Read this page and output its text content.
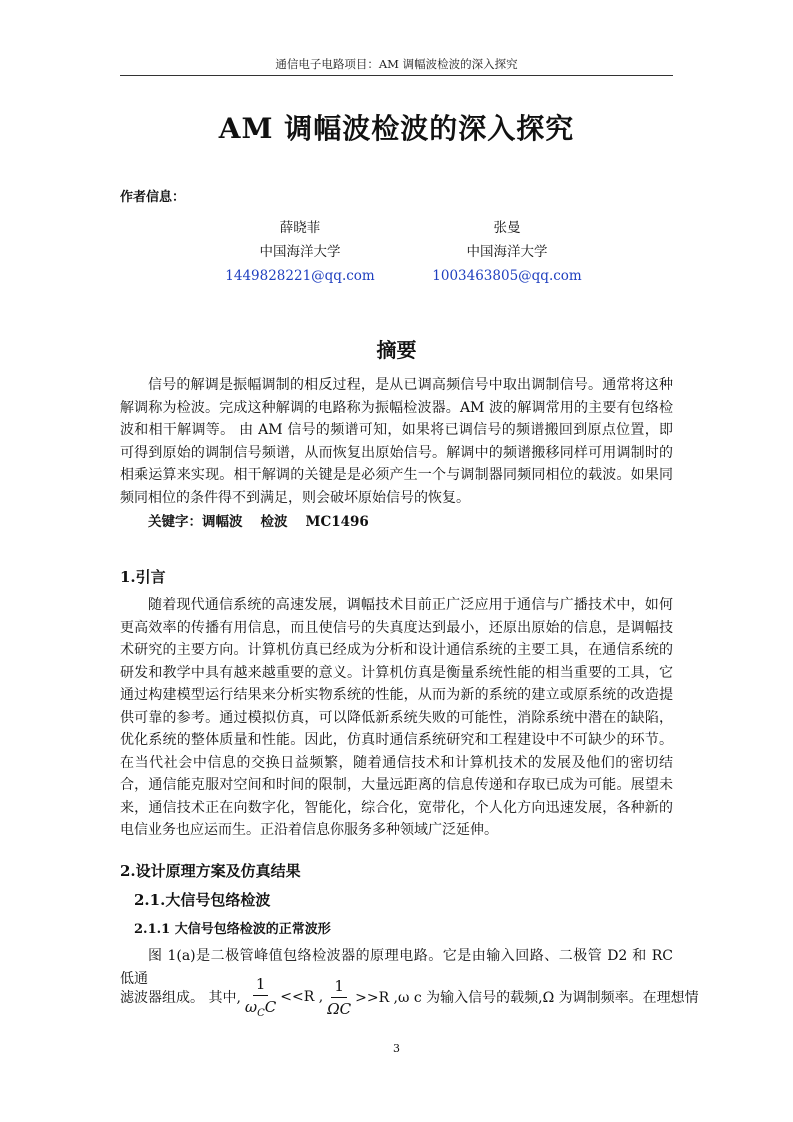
通信电子电路项目：AM 调幅波检波的深入探究
AM 调幅波检波的深入探究
作者信息：
薛晓菲
中国海洋大学
1449828221@qq.com
张曼
中国海洋大学
1003463805@qq.com
摘要
信号的解调是振幅调制的相反过程，是从已调高频信号中取出调制信号。通常将这种解调称为检波。完成这种解调的电路称为振幅检波器。AM 波的解调常用的主要有包络检波和相干解调等。 由 AM 信号的频谱可知，如果将已调信号的频谱搬回到原点位置，即可得到原始的调制信号频谱，从而恢复出原始信号。解调中的频谱搬移同样可用调制时的相乘运算来实现。相干解调的关键是是必须产生一个与调制器同频同相位的载波。如果同频同相位的条件得不到满足，则会破坏原始信号的恢复。
关键字：调幅波 检波 MC1496
1.引言
随着现代通信系统的高速发展，调幅技术目前正广泛应用于通信与广播技术中，如何更高效率的传播有用信息，而且使信号的失真度达到最小，还原出原始的信息，是调幅技术研究的主要方向。计算机仿真已经成为分析和设计通信系统的主要工具，在通信系统的研发和教学中具有越来越重要的意义。计算机仿真是衡量系统性能的相当重要的工具，它通过构建模型运行结果来分析实物系统的性能，从而为新的系统的建立或原系统的改造提供可靠的参考。通过模拟仿真，可以降低新系统失败的可能性，消除系统中潜在的缺陷，优化系统的整体质量和性能。因此，仿真时通信系统研究和工程建设中不可缺少的环节。在当代社会中信息的交换日益频繁，随着通信技术和计算机技术的发展及他们的密切结合，通信能克服对空间和时间的限制，大量远距离的信息传递和存取已成为可能。展望未来，通信技术正在向数字化，智能化，综合化，宽带化，个人化方向迅速发展，各种新的电信业务也应运而生。正沿着信息你服务多种领域广泛延伸。
2.设计原理方案及仿真结果
2.1.大信号包络检波
2.1.1 大信号包络检波的正常波形
图 1(a)是二极管峰值包络检波器的原理电路。它是由输入回路、二极管 D2 和 RC 低通
滤波器组成。 其中, $\frac{1}{\omega_CC} <<R$ , $\frac{1}{\Omega C} >>R$ ,ω c 为输入信号的载频,Ω 为调制频率。在理想情
3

-*-

■ Exercise
Scan the listing above and identify each line holding the string "调幅波检波的深入探究"; copy every such line.

■ Task response
通信电子电路项目：AM 调幅波检波的深入探究
AM 调幅波检波的深入探究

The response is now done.